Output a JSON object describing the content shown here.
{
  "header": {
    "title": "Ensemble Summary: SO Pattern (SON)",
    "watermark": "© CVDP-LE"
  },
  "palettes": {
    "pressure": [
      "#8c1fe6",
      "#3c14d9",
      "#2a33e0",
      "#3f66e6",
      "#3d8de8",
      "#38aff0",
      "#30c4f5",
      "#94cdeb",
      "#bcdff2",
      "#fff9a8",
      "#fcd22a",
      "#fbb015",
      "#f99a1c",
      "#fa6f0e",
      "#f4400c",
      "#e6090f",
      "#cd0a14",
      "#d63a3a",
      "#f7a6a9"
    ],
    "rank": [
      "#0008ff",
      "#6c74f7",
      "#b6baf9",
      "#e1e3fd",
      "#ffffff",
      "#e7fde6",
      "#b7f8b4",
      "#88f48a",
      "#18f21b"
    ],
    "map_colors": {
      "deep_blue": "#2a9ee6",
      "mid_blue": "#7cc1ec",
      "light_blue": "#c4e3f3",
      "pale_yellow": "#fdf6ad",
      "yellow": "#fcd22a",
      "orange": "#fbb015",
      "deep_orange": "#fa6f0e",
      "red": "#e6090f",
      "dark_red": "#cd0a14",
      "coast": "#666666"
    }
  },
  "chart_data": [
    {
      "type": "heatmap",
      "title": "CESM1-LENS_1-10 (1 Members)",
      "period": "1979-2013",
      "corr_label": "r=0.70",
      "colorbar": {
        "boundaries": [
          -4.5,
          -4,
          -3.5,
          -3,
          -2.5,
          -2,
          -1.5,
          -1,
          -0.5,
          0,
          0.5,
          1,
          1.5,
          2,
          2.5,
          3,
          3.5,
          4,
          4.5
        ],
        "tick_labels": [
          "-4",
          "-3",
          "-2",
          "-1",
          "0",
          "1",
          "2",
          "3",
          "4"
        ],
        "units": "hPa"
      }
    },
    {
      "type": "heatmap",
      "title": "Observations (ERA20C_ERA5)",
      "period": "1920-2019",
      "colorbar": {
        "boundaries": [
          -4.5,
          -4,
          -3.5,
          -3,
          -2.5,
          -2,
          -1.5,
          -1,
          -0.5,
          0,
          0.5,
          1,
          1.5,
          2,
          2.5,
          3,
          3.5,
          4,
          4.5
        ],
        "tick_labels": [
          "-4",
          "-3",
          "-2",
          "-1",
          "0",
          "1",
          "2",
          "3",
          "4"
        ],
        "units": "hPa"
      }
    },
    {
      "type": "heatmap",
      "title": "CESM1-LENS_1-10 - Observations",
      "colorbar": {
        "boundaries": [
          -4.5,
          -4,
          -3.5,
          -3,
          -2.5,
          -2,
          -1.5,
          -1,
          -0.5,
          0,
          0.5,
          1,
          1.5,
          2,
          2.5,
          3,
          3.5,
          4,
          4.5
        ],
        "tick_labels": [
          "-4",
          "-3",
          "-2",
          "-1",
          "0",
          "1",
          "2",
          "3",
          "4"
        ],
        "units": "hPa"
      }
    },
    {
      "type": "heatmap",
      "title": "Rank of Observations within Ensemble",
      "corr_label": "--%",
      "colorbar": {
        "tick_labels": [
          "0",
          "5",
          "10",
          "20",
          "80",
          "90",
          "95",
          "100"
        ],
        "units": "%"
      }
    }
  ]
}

= = = = = = =

Work to do: Repeat every entry exactly, please.

Complete answer:
Output a JSON object describing the content shown here.
{
  "header": {
    "title": "Ensemble Summary: SO Pattern (SON)",
    "watermark": "© CVDP-LE"
  },
  "palettes": {
    "pressure": [
      "#8c1fe6",
      "#3c14d9",
      "#2a33e0",
      "#3f66e6",
      "#3d8de8",
      "#38aff0",
      "#30c4f5",
      "#94cdeb",
      "#bcdff2",
      "#fff9a8",
      "#fcd22a",
      "#fbb015",
      "#f99a1c",
      "#fa6f0e",
      "#f4400c",
      "#e6090f",
      "#cd0a14",
      "#d63a3a",
      "#f7a6a9"
    ],
    "rank": [
      "#0008ff",
      "#6c74f7",
      "#b6baf9",
      "#e1e3fd",
      "#ffffff",
      "#e7fde6",
      "#b7f8b4",
      "#88f48a",
      "#18f21b"
    ],
    "map_colors": {
      "deep_blue": "#2a9ee6",
      "mid_blue": "#7cc1ec",
      "light_blue": "#c4e3f3",
      "pale_yellow": "#fdf6ad",
      "yellow": "#fcd22a",
      "orange": "#fbb015",
      "deep_orange": "#fa6f0e",
      "red": "#e6090f",
      "dark_red": "#cd0a14",
      "coast": "#666666"
    }
  },
  "chart_data": [
    {
      "type": "heatmap",
      "title": "CESM1-LENS_1-10 (1 Members)",
      "period": "1979-2013",
      "corr_label": "r=0.70",
      "colorbar": {
        "boundaries": [
          -4.5,
          -4,
          -3.5,
          -3,
          -2.5,
          -2,
          -1.5,
          -1,
          -0.5,
          0,
          0.5,
          1,
          1.5,
          2,
          2.5,
          3,
          3.5,
          4,
          4.5
        ],
        "tick_labels": [
          "-4",
          "-3",
          "-2",
          "-1",
          "0",
          "1",
          "2",
          "3",
          "4"
        ],
        "units": "hPa"
      }
    },
    {
      "type": "heatmap",
      "title": "Observations (ERA20C_ERA5)",
      "period": "1920-2019",
      "colorbar": {
        "boundaries": [
          -4.5,
          -4,
          -3.5,
          -3,
          -2.5,
          -2,
          -1.5,
          -1,
          -0.5,
          0,
          0.5,
          1,
          1.5,
          2,
          2.5,
          3,
          3.5,
          4,
          4.5
        ],
        "tick_labels": [
          "-4",
          "-3",
          "-2",
          "-1",
          "0",
          "1",
          "2",
          "3",
          "4"
        ],
        "units": "hPa"
      }
    },
    {
      "type": "heatmap",
      "title": "CESM1-LENS_1-10 - Observations",
      "colorbar": {
        "boundaries": [
          -4.5,
          -4,
          -3.5,
          -3,
          -2.5,
          -2,
          -1.5,
          -1,
          -0.5,
          0,
          0.5,
          1,
          1.5,
          2,
          2.5,
          3,
          3.5,
          4,
          4.5
        ],
        "tick_labels": [
          "-4",
          "-3",
          "-2",
          "-1",
          "0",
          "1",
          "2",
          "3",
          "4"
        ],
        "units": "hPa"
      }
    },
    {
      "type": "heatmap",
      "title": "Rank of Observations within Ensemble",
      "corr_label": "--%",
      "colorbar": {
        "tick_labels": [
          "0",
          "5",
          "10",
          "20",
          "80",
          "90",
          "95",
          "100"
        ],
        "units": "%"
      }
    }
  ]
}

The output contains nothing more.